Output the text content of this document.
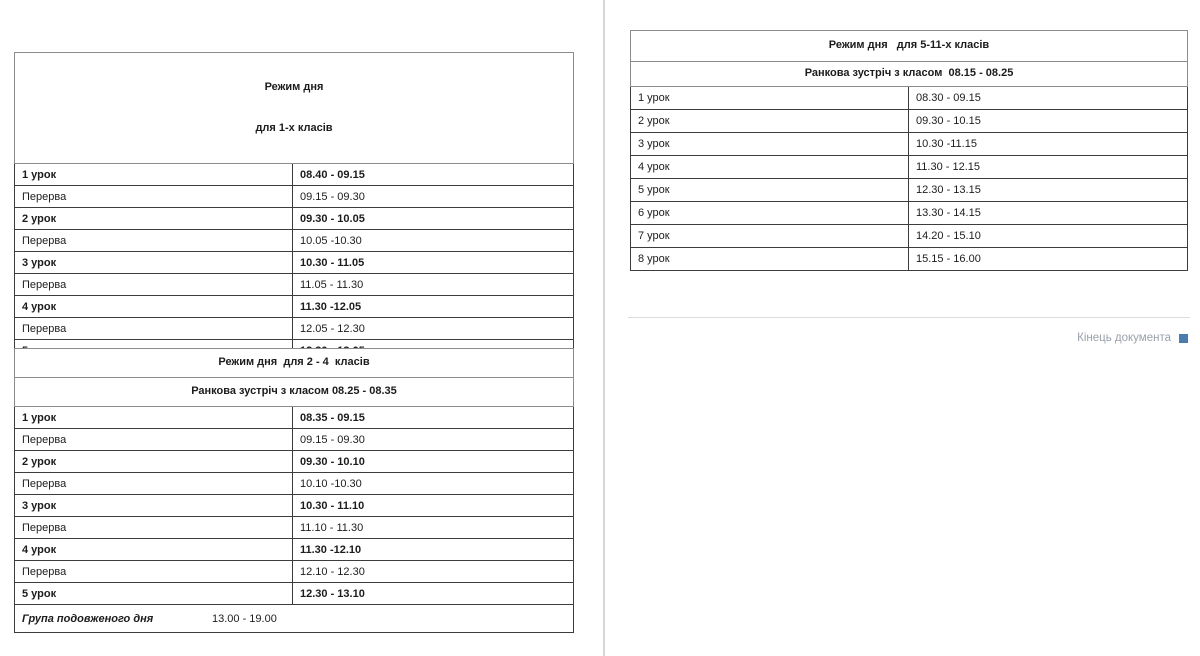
Режим дня

для 1-х класів	

1 урок	08.40 - 09.15
Перерва	09.15 - 09.30
2 урок	09.30 - 10.05
Перерва	10.05 -10.30
3 урок	10.30 - 11.05
Перерва	11.05 - 11.30
4 урок	11.30 -12.05
Перерва	12.05 - 12.30

Режим дня  для 2 - 4  класів	
Ранкова зустріч з класом 08.25 - 08.35	
1 урок	08.35 - 09.15
Перерва	09.15 - 09.30
2 урок	09.30 - 10.10
Перерва	10.10 -10.30
3 урок	10.30 - 11.10
Перерва	11.10 - 11.30
4 урок	11.30 -12.10
Перерва	12.10 - 12.30
5 урок	12.30 - 13.10
Група подовженого дня 13.00 - 19.00	
Режим дня   для 5-11-х класів	
Ранкова зустріч з класом  08.15 - 08.25	
1 урок	08.30 - 09.15
2 урок	09.30 - 10.15
3 урок	10.30 -11.15
4 урок	11.30 - 12.15
5 урок	12.30 - 13.15
6 урок	13.30 - 14.15
7 урок	14.20 - 15.10
8 урок	15.15 - 16.00
Кінець документа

-*-

=== Exercise directions ===
Reproduce each line holding the word "зустріч".

=== Solution to this problem ===
Ранкова зустріч з класом 08.25 - 08.35	
Ранкова зустріч з класом  08.15 - 08.25	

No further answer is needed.